* Aim *
Each entry has to be copied exactly, with nothing missed.

* Available data *
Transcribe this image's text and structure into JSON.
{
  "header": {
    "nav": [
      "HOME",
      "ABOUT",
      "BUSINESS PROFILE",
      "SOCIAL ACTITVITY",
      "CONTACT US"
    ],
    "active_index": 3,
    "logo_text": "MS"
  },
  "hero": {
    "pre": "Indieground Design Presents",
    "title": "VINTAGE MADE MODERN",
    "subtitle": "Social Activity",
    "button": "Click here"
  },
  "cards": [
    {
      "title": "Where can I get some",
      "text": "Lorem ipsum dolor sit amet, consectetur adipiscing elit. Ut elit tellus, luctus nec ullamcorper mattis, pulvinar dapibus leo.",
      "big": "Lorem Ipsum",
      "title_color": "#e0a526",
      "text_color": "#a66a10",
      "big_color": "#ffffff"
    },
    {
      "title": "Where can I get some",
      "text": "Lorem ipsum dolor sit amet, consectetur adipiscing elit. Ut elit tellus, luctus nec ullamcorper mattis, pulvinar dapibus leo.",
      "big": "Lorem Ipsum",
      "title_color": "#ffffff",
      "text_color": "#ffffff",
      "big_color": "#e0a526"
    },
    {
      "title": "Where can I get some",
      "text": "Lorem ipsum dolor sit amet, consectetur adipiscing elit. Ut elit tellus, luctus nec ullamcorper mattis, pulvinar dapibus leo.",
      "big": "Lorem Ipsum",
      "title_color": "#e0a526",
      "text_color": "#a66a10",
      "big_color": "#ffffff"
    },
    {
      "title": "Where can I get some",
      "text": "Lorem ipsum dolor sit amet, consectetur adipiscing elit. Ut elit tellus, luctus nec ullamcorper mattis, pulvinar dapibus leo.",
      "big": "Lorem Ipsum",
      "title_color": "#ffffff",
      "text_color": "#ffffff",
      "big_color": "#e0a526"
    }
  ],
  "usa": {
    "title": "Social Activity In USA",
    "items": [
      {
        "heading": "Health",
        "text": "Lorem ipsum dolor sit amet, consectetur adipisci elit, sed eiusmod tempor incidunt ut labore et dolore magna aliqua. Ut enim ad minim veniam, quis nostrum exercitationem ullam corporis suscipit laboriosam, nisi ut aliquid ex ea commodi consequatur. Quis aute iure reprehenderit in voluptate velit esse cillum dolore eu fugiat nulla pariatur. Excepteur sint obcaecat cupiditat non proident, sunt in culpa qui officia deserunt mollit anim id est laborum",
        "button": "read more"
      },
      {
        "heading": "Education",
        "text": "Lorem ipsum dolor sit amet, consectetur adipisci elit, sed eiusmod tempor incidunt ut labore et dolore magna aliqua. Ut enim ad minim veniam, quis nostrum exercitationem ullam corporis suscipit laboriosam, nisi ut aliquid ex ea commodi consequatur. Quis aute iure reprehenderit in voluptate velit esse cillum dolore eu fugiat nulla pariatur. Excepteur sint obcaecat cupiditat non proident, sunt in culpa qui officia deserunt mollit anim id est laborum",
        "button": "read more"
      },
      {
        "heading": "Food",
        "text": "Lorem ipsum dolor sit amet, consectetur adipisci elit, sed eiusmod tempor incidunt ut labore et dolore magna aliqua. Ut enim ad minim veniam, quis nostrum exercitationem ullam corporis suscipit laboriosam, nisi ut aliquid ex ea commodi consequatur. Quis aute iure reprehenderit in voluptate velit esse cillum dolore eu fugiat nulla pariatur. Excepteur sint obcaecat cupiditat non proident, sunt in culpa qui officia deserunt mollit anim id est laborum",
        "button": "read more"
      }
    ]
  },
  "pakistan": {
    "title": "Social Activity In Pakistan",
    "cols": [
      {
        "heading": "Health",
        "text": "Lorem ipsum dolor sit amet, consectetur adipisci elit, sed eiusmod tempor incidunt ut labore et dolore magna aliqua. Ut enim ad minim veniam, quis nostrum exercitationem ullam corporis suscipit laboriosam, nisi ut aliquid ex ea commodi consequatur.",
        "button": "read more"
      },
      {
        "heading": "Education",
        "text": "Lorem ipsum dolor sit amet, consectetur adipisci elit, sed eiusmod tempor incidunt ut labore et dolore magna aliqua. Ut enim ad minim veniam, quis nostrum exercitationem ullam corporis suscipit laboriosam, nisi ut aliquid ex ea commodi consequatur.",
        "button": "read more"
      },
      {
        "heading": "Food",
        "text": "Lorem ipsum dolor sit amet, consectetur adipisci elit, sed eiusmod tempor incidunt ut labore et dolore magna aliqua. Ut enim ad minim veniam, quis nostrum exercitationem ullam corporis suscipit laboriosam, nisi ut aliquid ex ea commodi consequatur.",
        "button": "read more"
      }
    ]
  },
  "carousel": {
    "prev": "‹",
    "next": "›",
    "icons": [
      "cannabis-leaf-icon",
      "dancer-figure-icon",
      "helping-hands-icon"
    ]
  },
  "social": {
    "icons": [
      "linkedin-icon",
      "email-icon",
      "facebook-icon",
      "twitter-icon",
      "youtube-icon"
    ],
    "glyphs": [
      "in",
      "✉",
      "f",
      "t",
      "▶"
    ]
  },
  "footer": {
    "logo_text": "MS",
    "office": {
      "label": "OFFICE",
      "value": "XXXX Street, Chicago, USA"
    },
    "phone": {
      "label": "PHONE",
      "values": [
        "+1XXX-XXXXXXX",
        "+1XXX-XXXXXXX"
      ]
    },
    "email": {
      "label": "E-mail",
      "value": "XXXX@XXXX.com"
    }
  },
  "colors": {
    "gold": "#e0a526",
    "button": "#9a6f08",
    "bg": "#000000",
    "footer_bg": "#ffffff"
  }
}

* Output below *
Transcribe this image's text and structure into JSON.
{
  "header": {
    "nav": [
      "HOME",
      "ABOUT",
      "BUSINESS PROFILE",
      "SOCIAL ACTITVITY",
      "CONTACT US"
    ],
    "active_index": 3,
    "logo_text": "MS"
  },
  "hero": {
    "pre": "Indieground Design Presents",
    "title": "VINTAGE MADE MODERN",
    "subtitle": "Social Activity",
    "button": "Click here"
  },
  "cards": [
    {
      "title": "Where can I get some",
      "text": "Lorem ipsum dolor sit amet, consectetur adipiscing elit. Ut elit tellus, luctus nec ullamcorper mattis, pulvinar dapibus leo.",
      "big": "Lorem Ipsum",
      "title_color": "#e0a526",
      "text_color": "#a66a10",
      "big_color": "#ffffff"
    },
    {
      "title": "Where can I get some",
      "text": "Lorem ipsum dolor sit amet, consectetur adipiscing elit. Ut elit tellus, luctus nec ullamcorper mattis, pulvinar dapibus leo.",
      "big": "Lorem Ipsum",
      "title_color": "#ffffff",
      "text_color": "#ffffff",
      "big_color": "#e0a526"
    },
    {
      "title": "Where can I get some",
      "text": "Lorem ipsum dolor sit amet, consectetur adipiscing elit. Ut elit tellus, luctus nec ullamcorper mattis, pulvinar dapibus leo.",
      "big": "Lorem Ipsum",
      "title_color": "#e0a526",
      "text_color": "#a66a10",
      "big_color": "#ffffff"
    },
    {
      "title": "Where can I get some",
      "text": "Lorem ipsum dolor sit amet, consectetur adipiscing elit. Ut elit tellus, luctus nec ullamcorper mattis, pulvinar dapibus leo.",
      "big": "Lorem Ipsum",
      "title_color": "#ffffff",
      "text_color": "#ffffff",
      "big_color": "#e0a526"
    }
  ],
  "usa": {
    "title": "Social Activity In USA",
    "items": [
      {
        "heading": "Health",
        "text": "Lorem ipsum dolor sit amet, consectetur adipisci elit, sed eiusmod tempor incidunt ut labore et dolore magna aliqua. Ut enim ad minim veniam, quis nostrum exercitationem ullam corporis suscipit laboriosam, nisi ut aliquid ex ea commodi consequatur. Quis aute iure reprehenderit in voluptate velit esse cillum dolore eu fugiat nulla pariatur. Excepteur sint obcaecat cupiditat non proident, sunt in culpa qui officia deserunt mollit anim id est laborum",
        "button": "read more"
      },
      {
        "heading": "Education",
        "text": "Lorem ipsum dolor sit amet, consectetur adipisci elit, sed eiusmod tempor incidunt ut labore et dolore magna aliqua. Ut enim ad minim veniam, quis nostrum exercitationem ullam corporis suscipit laboriosam, nisi ut aliquid ex ea commodi consequatur. Quis aute iure reprehenderit in voluptate velit esse cillum dolore eu fugiat nulla pariatur. Excepteur sint obcaecat cupiditat non proident, sunt in culpa qui officia deserunt mollit anim id est laborum",
        "button": "read more"
      },
      {
        "heading": "Food",
        "text": "Lorem ipsum dolor sit amet, consectetur adipisci elit, sed eiusmod tempor incidunt ut labore et dolore magna aliqua. Ut enim ad minim veniam, quis nostrum exercitationem ullam corporis suscipit laboriosam, nisi ut aliquid ex ea commodi consequatur. Quis aute iure reprehenderit in voluptate velit esse cillum dolore eu fugiat nulla pariatur. Excepteur sint obcaecat cupiditat non proident, sunt in culpa qui officia deserunt mollit anim id est laborum",
        "button": "read more"
      }
    ]
  },
  "pakistan": {
    "title": "Social Activity In Pakistan",
    "cols": [
      {
        "heading": "Health",
        "text": "Lorem ipsum dolor sit amet, consectetur adipisci elit, sed eiusmod tempor incidunt ut labore et dolore magna aliqua. Ut enim ad minim veniam, quis nostrum exercitationem ullam corporis suscipit laboriosam, nisi ut aliquid ex ea commodi consequatur.",
        "button": "read more"
      },
      {
        "heading": "Education",
        "text": "Lorem ipsum dolor sit amet, consectetur adipisci elit, sed eiusmod tempor incidunt ut labore et dolore magna aliqua. Ut enim ad minim veniam, quis nostrum exercitationem ullam corporis suscipit laboriosam, nisi ut aliquid ex ea commodi consequatur.",
        "button": "read more"
      },
      {
        "heading": "Food",
        "text": "Lorem ipsum dolor sit amet, consectetur adipisci elit, sed eiusmod tempor incidunt ut labore et dolore magna aliqua. Ut enim ad minim veniam, quis nostrum exercitationem ullam corporis suscipit laboriosam, nisi ut aliquid ex ea commodi consequatur.",
        "button": "read more"
      }
    ]
  },
  "carousel": {
    "prev": "‹",
    "next": "›",
    "icons": [
      "cannabis-leaf-icon",
      "dancer-figure-icon",
      "helping-hands-icon"
    ]
  },
  "social": {
    "icons": [
      "linkedin-icon",
      "email-icon",
      "facebook-icon",
      "twitter-icon",
      "youtube-icon"
    ],
    "glyphs": [
      "in",
      "✉",
      "f",
      "t",
      "▶"
    ]
  },
  "footer": {
    "logo_text": "MS",
    "office": {
      "label": "OFFICE",
      "value": "XXXX Street, Chicago, USA"
    },
    "phone": {
      "label": "PHONE",
      "values": [
        "+1XXX-XXXXXXX",
        "+1XXX-XXXXXXX"
      ]
    },
    "email": {
      "label": "E-mail",
      "value": "XXXX@XXXX.com"
    }
  },
  "colors": {
    "gold": "#e0a526",
    "button": "#9a6f08",
    "bg": "#000000",
    "footer_bg": "#ffffff"
  }
}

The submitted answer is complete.